§ SET EXERCISE: Check every line of the material below for the string "label", and return the ones that have it.
[START OF SOURCE RECORDS]
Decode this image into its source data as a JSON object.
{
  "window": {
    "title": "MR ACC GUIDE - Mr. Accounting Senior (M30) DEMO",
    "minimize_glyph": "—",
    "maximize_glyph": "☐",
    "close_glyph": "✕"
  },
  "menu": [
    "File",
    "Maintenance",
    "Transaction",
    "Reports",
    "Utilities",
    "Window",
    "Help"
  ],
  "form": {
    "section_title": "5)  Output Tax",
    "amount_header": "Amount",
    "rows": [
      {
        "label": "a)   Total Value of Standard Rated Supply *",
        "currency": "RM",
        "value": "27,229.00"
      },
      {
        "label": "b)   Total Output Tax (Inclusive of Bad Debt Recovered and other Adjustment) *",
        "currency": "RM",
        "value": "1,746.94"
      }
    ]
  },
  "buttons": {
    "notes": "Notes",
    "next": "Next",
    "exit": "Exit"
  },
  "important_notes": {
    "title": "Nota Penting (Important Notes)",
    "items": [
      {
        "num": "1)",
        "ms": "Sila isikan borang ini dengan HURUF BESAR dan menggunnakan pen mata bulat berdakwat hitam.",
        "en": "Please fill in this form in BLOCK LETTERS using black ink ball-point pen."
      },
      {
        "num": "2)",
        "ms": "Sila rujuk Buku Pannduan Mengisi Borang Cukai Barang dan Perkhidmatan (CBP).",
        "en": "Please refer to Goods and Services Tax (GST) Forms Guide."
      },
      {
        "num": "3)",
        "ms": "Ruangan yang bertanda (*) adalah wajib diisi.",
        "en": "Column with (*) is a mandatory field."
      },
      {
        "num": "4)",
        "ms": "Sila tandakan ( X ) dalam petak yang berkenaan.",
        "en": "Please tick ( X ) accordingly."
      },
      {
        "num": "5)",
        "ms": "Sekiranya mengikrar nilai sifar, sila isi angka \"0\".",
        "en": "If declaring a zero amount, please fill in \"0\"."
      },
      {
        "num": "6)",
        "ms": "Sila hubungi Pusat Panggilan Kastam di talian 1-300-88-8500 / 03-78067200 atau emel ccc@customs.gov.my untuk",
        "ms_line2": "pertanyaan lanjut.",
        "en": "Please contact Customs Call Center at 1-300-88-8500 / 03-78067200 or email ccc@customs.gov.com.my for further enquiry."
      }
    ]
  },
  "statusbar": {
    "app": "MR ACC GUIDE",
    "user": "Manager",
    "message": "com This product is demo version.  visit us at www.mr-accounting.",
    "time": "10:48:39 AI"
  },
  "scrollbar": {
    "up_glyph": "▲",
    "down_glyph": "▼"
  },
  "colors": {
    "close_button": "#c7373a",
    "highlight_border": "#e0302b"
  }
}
[END OF SOURCE RECORDS]
[START OF SOURCE RECORDS]
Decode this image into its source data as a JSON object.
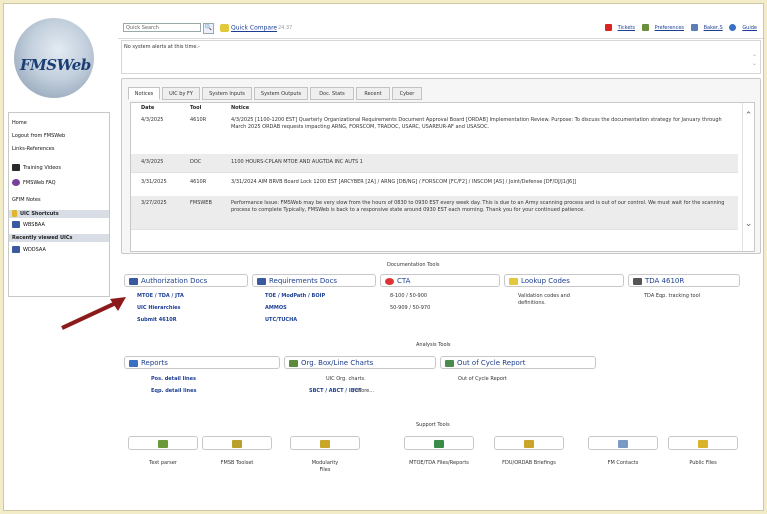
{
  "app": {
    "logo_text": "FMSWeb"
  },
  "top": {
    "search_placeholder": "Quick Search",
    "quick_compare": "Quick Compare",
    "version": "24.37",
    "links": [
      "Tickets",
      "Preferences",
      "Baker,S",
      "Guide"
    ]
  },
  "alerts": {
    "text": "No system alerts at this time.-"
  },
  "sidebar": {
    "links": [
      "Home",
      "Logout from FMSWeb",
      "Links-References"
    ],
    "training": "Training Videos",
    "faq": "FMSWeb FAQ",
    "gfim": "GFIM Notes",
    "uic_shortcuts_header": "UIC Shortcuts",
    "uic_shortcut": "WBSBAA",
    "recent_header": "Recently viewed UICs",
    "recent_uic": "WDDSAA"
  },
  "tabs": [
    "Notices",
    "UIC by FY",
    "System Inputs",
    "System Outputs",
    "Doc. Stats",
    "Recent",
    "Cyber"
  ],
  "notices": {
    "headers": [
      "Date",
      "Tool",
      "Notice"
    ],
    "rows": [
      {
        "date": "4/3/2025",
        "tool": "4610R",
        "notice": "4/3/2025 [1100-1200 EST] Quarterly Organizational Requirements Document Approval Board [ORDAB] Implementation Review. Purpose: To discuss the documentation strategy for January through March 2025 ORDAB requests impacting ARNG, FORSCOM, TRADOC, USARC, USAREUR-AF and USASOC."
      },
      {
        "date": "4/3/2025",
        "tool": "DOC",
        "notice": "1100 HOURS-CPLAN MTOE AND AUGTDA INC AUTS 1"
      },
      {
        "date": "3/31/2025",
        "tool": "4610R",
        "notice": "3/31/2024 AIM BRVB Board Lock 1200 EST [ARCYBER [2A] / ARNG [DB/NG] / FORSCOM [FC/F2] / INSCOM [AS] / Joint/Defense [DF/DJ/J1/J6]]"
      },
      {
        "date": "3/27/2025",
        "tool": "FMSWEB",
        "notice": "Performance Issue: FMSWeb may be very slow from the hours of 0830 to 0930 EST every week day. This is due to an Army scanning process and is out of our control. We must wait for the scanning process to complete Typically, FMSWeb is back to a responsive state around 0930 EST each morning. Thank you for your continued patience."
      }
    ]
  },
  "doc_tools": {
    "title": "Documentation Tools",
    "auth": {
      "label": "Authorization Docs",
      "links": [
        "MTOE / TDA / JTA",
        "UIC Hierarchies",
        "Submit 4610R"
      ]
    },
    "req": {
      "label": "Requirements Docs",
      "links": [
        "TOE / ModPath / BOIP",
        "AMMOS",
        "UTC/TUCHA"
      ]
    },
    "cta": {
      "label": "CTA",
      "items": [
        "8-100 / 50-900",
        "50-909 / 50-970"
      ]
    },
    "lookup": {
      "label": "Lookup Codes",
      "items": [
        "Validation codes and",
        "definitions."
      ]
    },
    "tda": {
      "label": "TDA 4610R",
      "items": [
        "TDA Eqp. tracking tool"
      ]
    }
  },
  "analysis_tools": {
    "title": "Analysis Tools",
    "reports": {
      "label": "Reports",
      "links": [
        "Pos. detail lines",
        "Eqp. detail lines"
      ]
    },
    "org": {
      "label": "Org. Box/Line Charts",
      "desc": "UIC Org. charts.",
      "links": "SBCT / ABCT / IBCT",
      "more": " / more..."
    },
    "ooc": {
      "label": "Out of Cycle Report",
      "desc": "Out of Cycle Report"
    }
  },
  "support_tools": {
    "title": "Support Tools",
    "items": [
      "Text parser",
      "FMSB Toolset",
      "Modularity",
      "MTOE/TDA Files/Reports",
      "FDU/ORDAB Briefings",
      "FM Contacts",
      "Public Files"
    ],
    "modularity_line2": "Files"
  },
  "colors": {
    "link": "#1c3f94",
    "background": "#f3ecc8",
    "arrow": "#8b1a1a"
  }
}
[END OF SOURCE RECORDS]
§ ANSWER IN FULL:
        "label": "a)   Total Value of Standard Rated Supply *",
        "label": "b)   Total Output Tax (Inclusive of Bad Debt Recovered and other Adjustment) *",
      "label": "Authorization Docs",
      "label": "Requirements Docs",
      "label": "CTA",
      "label": "Lookup Codes",
      "label": "TDA 4610R",
      "label": "Reports",
      "label": "Org. Box/Line Charts",
      "label": "Out of Cycle Report",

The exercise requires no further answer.